• _Given exercise_
Only lines with the string "CSMT" matter here; gather them from the material below.

++++++++++++++++++++

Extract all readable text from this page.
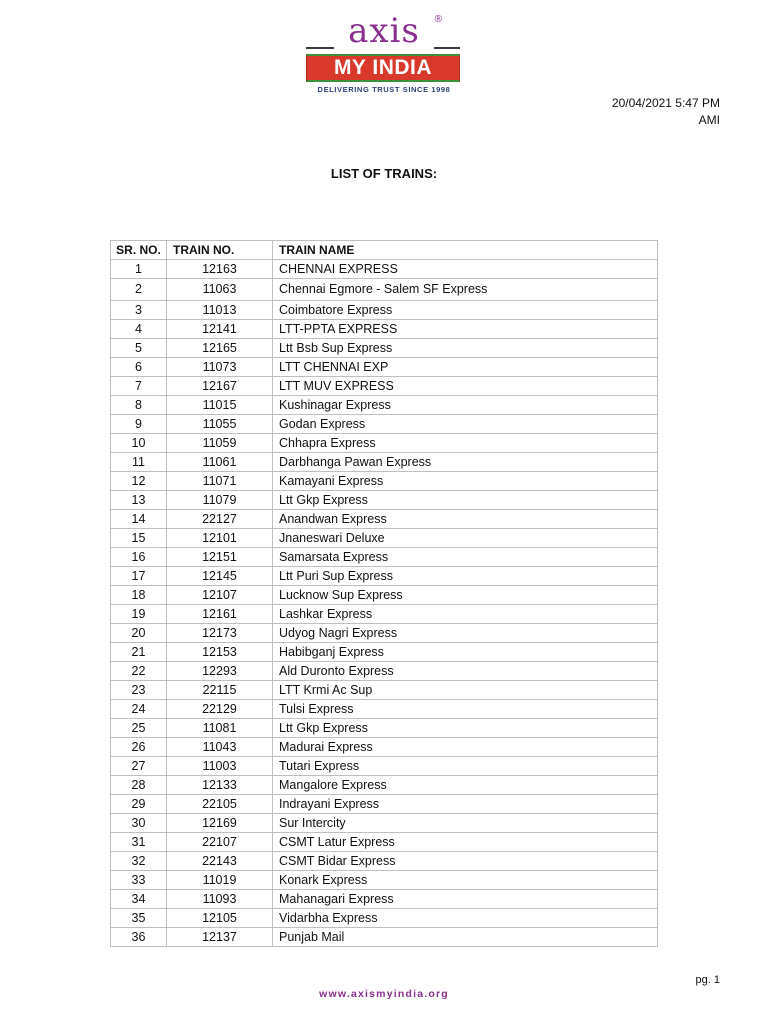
axis	®
MY INDIA
DELIVERING TRUST SINCE 1998
20/04/2021 5:47 PM
AMI
LIST OF TRAINS:
SR. NO.	TRAIN NO.	TRAIN NAME
1	12163	CHENNAI EXPRESS
2	11063	Chennai Egmore - Salem SF Express
3	11013	Coimbatore Express
4	12141	LTT-PPTA EXPRESS
5	12165	Ltt Bsb Sup Express
6	11073	LTT CHENNAI EXP
7	12167	LTT MUV EXPRESS
8	11015	Kushinagar Express
9	11055	Godan Express
10	11059	Chhapra Express
11	11061	Darbhanga Pawan Express
12	11071	Kamayani Express
13	11079	Ltt Gkp Express
14	22127	Anandwan Express
15	12101	Jnaneswari Deluxe
16	12151	Samarsata Express
17	12145	Ltt Puri Sup Express
18	12107	Lucknow Sup Express
19	12161	Lashkar Express
20	12173	Udyog Nagri Express
21	12153	Habibganj Express
22	12293	Ald Duronto Express
23	22115	LTT Krmi Ac Sup
24	22129	Tulsi Express
25	11081	Ltt Gkp Express
26	11043	Madurai Express
27	11003	Tutari Express
28	12133	Mangalore Express
29	22105	Indrayani Express
30	12169	Sur Intercity
31	22107	CSMT Latur Express
32	22143	CSMT Bidar Express
33	11019	Konark Express
34	11093	Mahanagari Express
35	12105	Vidarbha Express
36	12137	Punjab Mail
pg. 1
www.axismyindia.org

++++++++++++++++++++

• _The solution_
31	22107	CSMT Latur Express
32	22143	CSMT Bidar Express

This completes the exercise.